PROBLEM TO WORK ON: Look over the data below and give the number of lines containing the word "otorgar", with no other words.

RECORD EXCERPTS:
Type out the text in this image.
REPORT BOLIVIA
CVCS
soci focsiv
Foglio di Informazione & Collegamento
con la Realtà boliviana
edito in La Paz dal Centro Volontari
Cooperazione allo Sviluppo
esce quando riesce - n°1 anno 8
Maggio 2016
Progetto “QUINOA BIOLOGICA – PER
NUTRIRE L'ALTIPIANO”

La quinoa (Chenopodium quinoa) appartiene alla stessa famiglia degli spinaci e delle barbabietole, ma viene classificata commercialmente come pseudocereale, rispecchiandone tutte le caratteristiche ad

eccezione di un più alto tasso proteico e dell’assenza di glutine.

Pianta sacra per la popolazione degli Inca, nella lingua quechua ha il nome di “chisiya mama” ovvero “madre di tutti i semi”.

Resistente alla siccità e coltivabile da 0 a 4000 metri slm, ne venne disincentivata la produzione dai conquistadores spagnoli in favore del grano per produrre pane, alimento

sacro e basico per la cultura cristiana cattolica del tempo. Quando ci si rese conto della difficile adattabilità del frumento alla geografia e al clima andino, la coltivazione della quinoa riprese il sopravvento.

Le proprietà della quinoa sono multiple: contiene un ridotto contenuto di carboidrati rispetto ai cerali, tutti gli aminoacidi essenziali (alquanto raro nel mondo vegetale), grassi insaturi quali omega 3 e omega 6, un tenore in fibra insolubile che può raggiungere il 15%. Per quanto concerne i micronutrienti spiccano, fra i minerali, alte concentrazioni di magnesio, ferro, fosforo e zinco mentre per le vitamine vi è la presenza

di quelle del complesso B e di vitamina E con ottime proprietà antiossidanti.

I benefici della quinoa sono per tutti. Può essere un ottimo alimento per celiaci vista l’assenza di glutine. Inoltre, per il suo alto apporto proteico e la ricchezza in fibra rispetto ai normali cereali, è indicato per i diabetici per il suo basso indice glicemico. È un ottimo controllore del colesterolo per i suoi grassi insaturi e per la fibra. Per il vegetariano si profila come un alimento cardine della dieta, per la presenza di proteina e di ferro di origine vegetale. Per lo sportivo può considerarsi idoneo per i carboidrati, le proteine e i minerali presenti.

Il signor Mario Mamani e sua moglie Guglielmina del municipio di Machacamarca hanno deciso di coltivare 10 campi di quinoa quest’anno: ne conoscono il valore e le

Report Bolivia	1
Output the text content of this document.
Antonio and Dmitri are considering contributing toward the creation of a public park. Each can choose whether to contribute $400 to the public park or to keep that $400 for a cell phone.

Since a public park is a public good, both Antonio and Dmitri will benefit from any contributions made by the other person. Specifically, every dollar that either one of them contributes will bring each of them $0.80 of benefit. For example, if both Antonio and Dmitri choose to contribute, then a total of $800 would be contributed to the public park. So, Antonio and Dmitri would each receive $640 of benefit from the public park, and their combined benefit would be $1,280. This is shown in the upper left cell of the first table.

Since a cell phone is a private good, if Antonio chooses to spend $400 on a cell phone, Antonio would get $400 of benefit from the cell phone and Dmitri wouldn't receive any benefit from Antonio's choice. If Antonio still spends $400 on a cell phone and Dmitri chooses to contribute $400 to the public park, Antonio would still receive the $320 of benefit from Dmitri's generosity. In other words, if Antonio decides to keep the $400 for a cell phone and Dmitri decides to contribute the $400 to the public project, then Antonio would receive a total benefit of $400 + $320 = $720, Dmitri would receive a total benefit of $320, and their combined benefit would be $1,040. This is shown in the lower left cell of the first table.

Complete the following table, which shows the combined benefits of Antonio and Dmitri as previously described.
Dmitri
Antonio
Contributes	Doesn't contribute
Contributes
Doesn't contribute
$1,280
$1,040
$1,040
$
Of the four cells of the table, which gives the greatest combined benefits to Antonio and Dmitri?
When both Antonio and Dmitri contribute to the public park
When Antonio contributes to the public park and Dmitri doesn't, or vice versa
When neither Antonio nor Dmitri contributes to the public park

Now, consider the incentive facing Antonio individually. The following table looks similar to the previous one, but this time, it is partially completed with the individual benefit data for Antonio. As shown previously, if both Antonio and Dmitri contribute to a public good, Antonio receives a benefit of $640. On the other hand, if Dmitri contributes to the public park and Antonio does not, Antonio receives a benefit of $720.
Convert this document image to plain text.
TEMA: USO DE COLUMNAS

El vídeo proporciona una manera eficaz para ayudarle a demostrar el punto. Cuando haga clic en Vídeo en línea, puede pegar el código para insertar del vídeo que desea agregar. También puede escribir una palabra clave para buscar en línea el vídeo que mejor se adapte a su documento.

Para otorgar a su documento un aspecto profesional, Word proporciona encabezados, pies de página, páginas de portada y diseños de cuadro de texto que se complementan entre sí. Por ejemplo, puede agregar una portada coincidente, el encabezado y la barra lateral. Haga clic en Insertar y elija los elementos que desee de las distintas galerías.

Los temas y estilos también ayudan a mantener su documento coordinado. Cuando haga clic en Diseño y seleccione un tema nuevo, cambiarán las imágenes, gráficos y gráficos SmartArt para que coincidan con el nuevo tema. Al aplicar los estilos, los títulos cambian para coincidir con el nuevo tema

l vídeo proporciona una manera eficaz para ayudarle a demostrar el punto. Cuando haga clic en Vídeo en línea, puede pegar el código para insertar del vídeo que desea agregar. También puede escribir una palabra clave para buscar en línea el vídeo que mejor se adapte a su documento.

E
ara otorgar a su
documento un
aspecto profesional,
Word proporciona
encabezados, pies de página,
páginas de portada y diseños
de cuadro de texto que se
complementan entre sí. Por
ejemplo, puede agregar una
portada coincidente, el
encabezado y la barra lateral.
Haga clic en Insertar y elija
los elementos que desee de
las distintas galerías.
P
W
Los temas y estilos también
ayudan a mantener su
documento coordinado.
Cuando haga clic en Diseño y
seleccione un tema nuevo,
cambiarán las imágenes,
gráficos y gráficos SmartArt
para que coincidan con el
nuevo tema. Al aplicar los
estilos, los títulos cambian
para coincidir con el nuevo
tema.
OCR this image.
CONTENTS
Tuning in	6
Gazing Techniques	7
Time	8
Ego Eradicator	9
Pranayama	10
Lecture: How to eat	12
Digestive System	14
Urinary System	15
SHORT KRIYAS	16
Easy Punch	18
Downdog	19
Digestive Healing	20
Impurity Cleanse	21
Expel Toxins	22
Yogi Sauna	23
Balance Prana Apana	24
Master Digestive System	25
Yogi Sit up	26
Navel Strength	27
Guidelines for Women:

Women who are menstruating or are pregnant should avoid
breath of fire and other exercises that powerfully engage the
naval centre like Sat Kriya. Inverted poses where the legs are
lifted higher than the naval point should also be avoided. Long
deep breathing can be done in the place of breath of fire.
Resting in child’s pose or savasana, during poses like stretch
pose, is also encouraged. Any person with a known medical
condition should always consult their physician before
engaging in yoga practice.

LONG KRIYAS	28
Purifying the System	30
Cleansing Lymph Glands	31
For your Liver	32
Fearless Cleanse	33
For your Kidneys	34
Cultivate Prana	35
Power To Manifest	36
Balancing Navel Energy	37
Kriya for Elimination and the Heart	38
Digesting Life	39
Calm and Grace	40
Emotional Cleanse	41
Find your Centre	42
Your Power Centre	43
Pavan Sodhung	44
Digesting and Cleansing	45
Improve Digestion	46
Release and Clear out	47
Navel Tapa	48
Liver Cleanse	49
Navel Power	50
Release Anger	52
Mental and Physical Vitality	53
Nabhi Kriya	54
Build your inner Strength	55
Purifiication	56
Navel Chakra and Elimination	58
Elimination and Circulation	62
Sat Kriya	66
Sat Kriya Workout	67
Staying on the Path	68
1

WRITTEN SOLUTION: 2